Task brief — Copy out all of the material exactly as presented.
#### Provided material ####
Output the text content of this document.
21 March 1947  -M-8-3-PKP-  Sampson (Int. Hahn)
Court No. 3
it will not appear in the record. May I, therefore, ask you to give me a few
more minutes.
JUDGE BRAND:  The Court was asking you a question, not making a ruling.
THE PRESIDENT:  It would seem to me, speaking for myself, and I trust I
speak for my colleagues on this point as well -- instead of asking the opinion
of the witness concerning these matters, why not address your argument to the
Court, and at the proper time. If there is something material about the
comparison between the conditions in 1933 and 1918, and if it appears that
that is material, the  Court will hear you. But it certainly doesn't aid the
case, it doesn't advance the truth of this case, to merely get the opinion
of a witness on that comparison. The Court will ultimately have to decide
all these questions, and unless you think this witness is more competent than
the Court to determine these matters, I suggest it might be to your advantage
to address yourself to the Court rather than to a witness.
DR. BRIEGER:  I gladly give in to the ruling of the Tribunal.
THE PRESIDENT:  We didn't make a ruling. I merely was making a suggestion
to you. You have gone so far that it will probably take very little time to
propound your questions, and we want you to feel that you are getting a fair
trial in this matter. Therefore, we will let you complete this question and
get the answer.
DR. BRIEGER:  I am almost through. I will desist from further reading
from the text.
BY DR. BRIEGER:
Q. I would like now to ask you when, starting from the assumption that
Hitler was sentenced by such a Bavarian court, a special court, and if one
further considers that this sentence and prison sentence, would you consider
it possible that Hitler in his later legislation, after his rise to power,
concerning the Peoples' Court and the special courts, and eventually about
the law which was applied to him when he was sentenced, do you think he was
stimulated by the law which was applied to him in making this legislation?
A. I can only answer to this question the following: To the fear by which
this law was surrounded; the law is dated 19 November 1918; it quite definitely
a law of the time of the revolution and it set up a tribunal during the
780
####
Response to the task —
Output the text content of this document.
21 March 1947  -M-8-3-PKP-  Sampson (Int. Hahn)
Court No. 3
it will not appear in the record. May I, therefore, ask you to give me a few
more minutes.
JUDGE BRAND:  The Court was asking you a question, not making a ruling.
THE PRESIDENT:  It would seem to me, speaking for myself, and I trust I
speak for my colleagues on this point as well -- instead of asking the opinion
of the witness concerning these matters, why not address your argument to the
Court, and at the proper time. If there is something material about the
comparison between the conditions in 1933 and 1918, and if it appears that
that is material, the  Court will hear you. But it certainly doesn't aid the
case, it doesn't advance the truth of this case, to merely get the opinion
of a witness on that comparison. The Court will ultimately have to decide
all these questions, and unless you think this witness is more competent than
the Court to determine these matters, I suggest it might be to your advantage
to address yourself to the Court rather than to a witness.
DR. BRIEGER:  I gladly give in to the ruling of the Tribunal.
THE PRESIDENT:  We didn't make a ruling. I merely was making a suggestion
to you. You have gone so far that it will probably take very little time to
propound your questions, and we want you to feel that you are getting a fair
trial in this matter. Therefore, we will let you complete this question and
get the answer.
DR. BRIEGER:  I am almost through. I will desist from further reading
from the text.
BY DR. BRIEGER:
Q. I would like now to ask you when, starting from the assumption that
Hitler was sentenced by such a Bavarian court, a special court, and if one
further considers that this sentence and prison sentence, would you consider
it possible that Hitler in his later legislation, after his rise to power,
concerning the Peoples' Court and the special courts, and eventually about
the law which was applied to him when he was sentenced, do you think he was
stimulated by the law which was applied to him in making this legislation?
A. I can only answer to this question the following: To the fear by which
this law was surrounded; the law is dated 19 November 1918; it quite definitely
a law of the time of the revolution and it set up a tribunal during the
780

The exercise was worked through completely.